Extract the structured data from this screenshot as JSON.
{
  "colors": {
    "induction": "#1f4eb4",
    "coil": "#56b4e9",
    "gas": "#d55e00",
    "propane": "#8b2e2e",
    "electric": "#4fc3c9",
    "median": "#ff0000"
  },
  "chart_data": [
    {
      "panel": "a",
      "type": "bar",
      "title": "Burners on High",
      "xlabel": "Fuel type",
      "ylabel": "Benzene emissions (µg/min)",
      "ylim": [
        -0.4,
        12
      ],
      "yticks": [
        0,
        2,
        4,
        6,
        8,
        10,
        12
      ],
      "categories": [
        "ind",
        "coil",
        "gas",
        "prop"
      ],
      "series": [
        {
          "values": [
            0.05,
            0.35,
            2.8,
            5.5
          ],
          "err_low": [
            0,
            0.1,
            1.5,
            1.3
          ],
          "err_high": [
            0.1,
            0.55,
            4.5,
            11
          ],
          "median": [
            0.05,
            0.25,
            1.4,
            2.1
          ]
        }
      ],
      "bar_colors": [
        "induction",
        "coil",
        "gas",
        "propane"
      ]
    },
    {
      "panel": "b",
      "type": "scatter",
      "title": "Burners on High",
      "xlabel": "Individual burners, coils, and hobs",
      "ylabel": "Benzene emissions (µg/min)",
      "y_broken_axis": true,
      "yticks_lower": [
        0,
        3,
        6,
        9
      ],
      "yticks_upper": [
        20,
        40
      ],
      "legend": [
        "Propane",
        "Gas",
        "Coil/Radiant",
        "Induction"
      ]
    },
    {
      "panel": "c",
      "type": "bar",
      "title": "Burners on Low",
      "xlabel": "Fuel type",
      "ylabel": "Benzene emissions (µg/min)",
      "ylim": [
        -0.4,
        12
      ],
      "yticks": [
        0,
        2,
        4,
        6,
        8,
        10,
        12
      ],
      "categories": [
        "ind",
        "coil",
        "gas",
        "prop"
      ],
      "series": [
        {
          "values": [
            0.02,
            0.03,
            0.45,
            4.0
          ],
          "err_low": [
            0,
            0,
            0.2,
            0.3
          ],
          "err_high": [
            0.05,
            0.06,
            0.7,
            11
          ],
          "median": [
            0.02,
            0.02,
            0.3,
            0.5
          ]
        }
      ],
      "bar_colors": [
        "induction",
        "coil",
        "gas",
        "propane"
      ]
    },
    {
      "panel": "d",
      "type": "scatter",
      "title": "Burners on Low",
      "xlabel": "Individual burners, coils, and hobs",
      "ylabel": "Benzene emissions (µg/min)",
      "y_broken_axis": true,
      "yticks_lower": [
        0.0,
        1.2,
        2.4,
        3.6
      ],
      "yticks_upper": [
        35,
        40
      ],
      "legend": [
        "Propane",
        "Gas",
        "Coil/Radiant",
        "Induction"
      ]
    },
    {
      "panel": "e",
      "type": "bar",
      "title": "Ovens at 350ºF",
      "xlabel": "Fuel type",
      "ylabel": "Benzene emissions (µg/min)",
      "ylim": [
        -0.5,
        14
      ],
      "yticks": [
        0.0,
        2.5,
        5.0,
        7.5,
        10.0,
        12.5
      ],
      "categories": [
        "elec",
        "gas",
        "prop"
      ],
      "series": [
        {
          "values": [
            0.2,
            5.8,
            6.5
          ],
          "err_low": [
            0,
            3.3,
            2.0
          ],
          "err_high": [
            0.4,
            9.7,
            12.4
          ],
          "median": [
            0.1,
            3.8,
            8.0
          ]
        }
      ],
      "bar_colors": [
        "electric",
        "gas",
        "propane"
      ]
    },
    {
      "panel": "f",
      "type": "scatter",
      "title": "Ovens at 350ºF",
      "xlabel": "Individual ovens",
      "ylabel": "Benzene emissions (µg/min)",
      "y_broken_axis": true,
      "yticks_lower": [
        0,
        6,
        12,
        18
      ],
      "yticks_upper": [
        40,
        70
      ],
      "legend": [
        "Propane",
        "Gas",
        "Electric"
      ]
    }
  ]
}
-*-
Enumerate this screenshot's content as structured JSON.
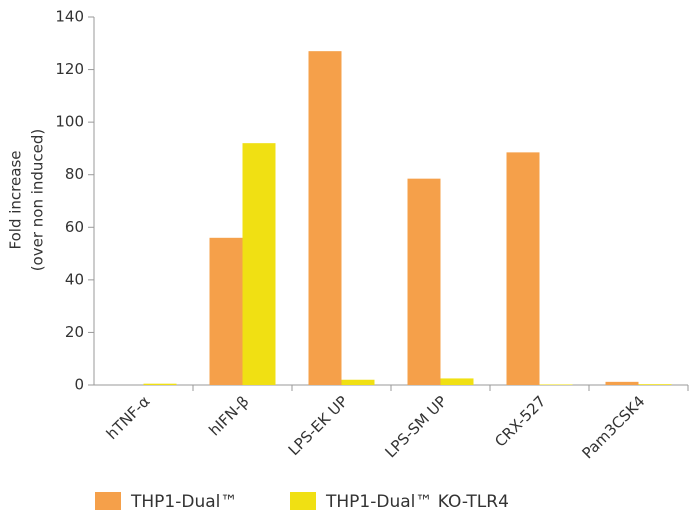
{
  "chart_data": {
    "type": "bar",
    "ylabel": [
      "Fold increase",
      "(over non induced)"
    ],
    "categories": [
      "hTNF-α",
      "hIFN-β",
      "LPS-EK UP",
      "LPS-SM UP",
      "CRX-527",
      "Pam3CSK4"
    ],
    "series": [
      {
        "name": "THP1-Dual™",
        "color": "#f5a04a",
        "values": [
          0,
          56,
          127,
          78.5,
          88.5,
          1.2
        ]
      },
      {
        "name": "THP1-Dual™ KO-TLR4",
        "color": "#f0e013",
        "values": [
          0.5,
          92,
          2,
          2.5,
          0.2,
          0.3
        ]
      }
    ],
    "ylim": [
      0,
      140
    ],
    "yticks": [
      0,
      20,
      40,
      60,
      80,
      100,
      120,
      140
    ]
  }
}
-*-
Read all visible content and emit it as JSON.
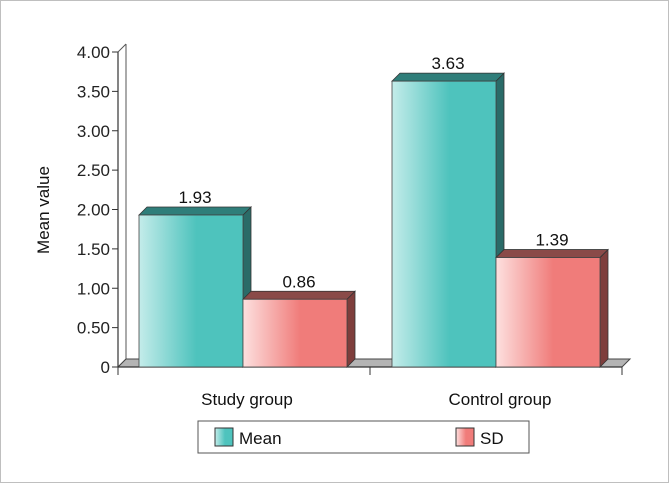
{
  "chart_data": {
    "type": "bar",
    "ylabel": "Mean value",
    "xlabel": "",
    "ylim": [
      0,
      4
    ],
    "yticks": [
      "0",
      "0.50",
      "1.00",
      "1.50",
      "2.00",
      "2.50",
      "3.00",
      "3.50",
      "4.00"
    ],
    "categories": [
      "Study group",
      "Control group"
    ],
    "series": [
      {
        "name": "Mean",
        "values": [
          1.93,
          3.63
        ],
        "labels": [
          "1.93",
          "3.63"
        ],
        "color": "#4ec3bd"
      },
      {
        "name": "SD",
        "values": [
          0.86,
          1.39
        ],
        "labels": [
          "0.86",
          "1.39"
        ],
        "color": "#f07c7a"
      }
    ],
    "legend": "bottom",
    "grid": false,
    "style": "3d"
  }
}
-*-
-- WHAT IS ASKED --
In the entries above, count every line containing the word "screenshot". Write only the total.

-- PROBLEM SOLUTION --
2